- _WHAT YOU WILL DO_: Exactly reproduce each record listed below.

- _DATASET RECORDS_:

# # #

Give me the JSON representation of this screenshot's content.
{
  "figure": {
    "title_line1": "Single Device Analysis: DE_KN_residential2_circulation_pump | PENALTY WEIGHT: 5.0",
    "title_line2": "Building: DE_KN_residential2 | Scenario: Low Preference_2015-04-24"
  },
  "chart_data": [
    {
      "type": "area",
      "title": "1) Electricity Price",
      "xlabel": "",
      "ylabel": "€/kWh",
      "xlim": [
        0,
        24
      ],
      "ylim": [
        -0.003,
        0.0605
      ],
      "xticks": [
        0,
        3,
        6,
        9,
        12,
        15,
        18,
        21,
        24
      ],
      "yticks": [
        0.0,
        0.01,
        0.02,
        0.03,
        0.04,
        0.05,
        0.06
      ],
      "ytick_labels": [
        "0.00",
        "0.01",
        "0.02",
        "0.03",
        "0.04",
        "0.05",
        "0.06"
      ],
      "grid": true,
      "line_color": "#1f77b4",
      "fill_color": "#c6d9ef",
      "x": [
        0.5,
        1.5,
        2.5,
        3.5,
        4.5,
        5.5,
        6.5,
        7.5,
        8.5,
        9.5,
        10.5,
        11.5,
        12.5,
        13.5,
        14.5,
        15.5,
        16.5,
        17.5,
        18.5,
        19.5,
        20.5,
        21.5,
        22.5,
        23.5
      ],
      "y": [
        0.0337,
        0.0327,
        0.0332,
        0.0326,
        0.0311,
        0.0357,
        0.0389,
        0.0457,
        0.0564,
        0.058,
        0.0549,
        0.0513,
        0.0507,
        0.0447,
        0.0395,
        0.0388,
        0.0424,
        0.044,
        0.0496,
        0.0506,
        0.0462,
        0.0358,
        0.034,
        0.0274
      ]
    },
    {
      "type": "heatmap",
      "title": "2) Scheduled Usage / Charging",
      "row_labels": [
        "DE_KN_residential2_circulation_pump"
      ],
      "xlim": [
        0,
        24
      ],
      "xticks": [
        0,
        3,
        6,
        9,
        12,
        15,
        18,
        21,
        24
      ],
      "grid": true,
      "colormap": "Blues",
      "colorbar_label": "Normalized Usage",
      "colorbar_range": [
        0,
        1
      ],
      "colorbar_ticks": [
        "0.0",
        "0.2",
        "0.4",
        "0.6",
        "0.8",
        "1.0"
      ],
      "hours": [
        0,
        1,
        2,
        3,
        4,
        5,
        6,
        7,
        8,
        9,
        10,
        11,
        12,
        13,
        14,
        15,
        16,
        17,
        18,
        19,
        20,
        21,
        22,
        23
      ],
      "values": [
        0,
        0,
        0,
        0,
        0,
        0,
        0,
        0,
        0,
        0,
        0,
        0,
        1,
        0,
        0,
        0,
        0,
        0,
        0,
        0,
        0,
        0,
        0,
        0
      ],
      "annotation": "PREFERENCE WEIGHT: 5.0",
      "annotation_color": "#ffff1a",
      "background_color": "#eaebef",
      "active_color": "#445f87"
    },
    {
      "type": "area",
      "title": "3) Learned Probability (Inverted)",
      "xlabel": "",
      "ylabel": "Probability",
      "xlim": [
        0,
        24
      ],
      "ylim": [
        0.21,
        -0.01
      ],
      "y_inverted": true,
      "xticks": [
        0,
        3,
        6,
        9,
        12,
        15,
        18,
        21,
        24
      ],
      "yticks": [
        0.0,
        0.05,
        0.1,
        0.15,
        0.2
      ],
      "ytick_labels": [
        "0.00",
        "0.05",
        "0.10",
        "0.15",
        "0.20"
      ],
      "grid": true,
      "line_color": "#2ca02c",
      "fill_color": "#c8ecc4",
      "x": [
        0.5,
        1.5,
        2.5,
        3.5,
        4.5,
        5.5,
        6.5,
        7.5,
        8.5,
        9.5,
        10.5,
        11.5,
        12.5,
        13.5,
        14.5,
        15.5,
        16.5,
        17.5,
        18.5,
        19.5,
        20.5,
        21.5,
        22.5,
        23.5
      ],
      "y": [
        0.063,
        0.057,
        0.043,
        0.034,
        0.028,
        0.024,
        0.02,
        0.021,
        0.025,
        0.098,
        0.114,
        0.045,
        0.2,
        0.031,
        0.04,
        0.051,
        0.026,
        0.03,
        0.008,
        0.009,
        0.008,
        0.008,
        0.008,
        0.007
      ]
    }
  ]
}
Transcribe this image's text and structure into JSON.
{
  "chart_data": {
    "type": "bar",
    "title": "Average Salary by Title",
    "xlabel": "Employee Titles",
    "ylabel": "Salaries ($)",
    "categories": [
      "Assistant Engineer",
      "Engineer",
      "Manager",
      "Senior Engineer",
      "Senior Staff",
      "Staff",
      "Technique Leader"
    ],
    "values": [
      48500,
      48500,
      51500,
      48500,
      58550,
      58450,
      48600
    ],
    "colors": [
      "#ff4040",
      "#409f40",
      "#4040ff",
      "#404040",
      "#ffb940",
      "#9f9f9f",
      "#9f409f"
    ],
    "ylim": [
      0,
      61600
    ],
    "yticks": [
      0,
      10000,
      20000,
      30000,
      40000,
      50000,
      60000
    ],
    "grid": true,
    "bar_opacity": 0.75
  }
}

# # #

- _ANSWER FOR THE TASK_:
Give me the JSON representation of this screenshot's content.
{
  "figure": {
    "title_line1": "Single Device Analysis: DE_KN_residential2_circulation_pump | PENALTY WEIGHT: 5.0",
    "title_line2": "Building: DE_KN_residential2 | Scenario: Low Preference_2015-04-24"
  },
  "chart_data": [
    {
      "type": "area",
      "title": "1) Electricity Price",
      "xlabel": "",
      "ylabel": "€/kWh",
      "xlim": [
        0,
        24
      ],
      "ylim": [
        -0.003,
        0.0605
      ],
      "xticks": [
        0,
        3,
        6,
        9,
        12,
        15,
        18,
        21,
        24
      ],
      "yticks": [
        0.0,
        0.01,
        0.02,
        0.03,
        0.04,
        0.05,
        0.06
      ],
      "ytick_labels": [
        "0.00",
        "0.01",
        "0.02",
        "0.03",
        "0.04",
        "0.05",
        "0.06"
      ],
      "grid": true,
      "line_color": "#1f77b4",
      "fill_color": "#c6d9ef",
      "x": [
        0.5,
        1.5,
        2.5,
        3.5,
        4.5,
        5.5,
        6.5,
        7.5,
        8.5,
        9.5,
        10.5,
        11.5,
        12.5,
        13.5,
        14.5,
        15.5,
        16.5,
        17.5,
        18.5,
        19.5,
        20.5,
        21.5,
        22.5,
        23.5
      ],
      "y": [
        0.0337,
        0.0327,
        0.0332,
        0.0326,
        0.0311,
        0.0357,
        0.0389,
        0.0457,
        0.0564,
        0.058,
        0.0549,
        0.0513,
        0.0507,
        0.0447,
        0.0395,
        0.0388,
        0.0424,
        0.044,
        0.0496,
        0.0506,
        0.0462,
        0.0358,
        0.034,
        0.0274
      ]
    },
    {
      "type": "heatmap",
      "title": "2) Scheduled Usage / Charging",
      "row_labels": [
        "DE_KN_residential2_circulation_pump"
      ],
      "xlim": [
        0,
        24
      ],
      "xticks": [
        0,
        3,
        6,
        9,
        12,
        15,
        18,
        21,
        24
      ],
      "grid": true,
      "colormap": "Blues",
      "colorbar_label": "Normalized Usage",
      "colorbar_range": [
        0,
        1
      ],
      "colorbar_ticks": [
        "0.0",
        "0.2",
        "0.4",
        "0.6",
        "0.8",
        "1.0"
      ],
      "hours": [
        0,
        1,
        2,
        3,
        4,
        5,
        6,
        7,
        8,
        9,
        10,
        11,
        12,
        13,
        14,
        15,
        16,
        17,
        18,
        19,
        20,
        21,
        22,
        23
      ],
      "values": [
        0,
        0,
        0,
        0,
        0,
        0,
        0,
        0,
        0,
        0,
        0,
        0,
        1,
        0,
        0,
        0,
        0,
        0,
        0,
        0,
        0,
        0,
        0,
        0
      ],
      "annotation": "PREFERENCE WEIGHT: 5.0",
      "annotation_color": "#ffff1a",
      "background_color": "#eaebef",
      "active_color": "#445f87"
    },
    {
      "type": "area",
      "title": "3) Learned Probability (Inverted)",
      "xlabel": "",
      "ylabel": "Probability",
      "xlim": [
        0,
        24
      ],
      "ylim": [
        0.21,
        -0.01
      ],
      "y_inverted": true,
      "xticks": [
        0,
        3,
        6,
        9,
        12,
        15,
        18,
        21,
        24
      ],
      "yticks": [
        0.0,
        0.05,
        0.1,
        0.15,
        0.2
      ],
      "ytick_labels": [
        "0.00",
        "0.05",
        "0.10",
        "0.15",
        "0.20"
      ],
      "grid": true,
      "line_color": "#2ca02c",
      "fill_color": "#c8ecc4",
      "x": [
        0.5,
        1.5,
        2.5,
        3.5,
        4.5,
        5.5,
        6.5,
        7.5,
        8.5,
        9.5,
        10.5,
        11.5,
        12.5,
        13.5,
        14.5,
        15.5,
        16.5,
        17.5,
        18.5,
        19.5,
        20.5,
        21.5,
        22.5,
        23.5
      ],
      "y": [
        0.063,
        0.057,
        0.043,
        0.034,
        0.028,
        0.024,
        0.02,
        0.021,
        0.025,
        0.098,
        0.114,
        0.045,
        0.2,
        0.031,
        0.04,
        0.051,
        0.026,
        0.03,
        0.008,
        0.009,
        0.008,
        0.008,
        0.008,
        0.007
      ]
    }
  ]
}
Transcribe this image's text and structure into JSON.
{
  "chart_data": {
    "type": "bar",
    "title": "Average Salary by Title",
    "xlabel": "Employee Titles",
    "ylabel": "Salaries ($)",
    "categories": [
      "Assistant Engineer",
      "Engineer",
      "Manager",
      "Senior Engineer",
      "Senior Staff",
      "Staff",
      "Technique Leader"
    ],
    "values": [
      48500,
      48500,
      51500,
      48500,
      58550,
      58450,
      48600
    ],
    "colors": [
      "#ff4040",
      "#409f40",
      "#4040ff",
      "#404040",
      "#ffb940",
      "#9f9f9f",
      "#9f409f"
    ],
    "ylim": [
      0,
      61600
    ],
    "yticks": [
      0,
      10000,
      20000,
      30000,
      40000,
      50000,
      60000
    ],
    "grid": true,
    "bar_opacity": 0.75
  }
}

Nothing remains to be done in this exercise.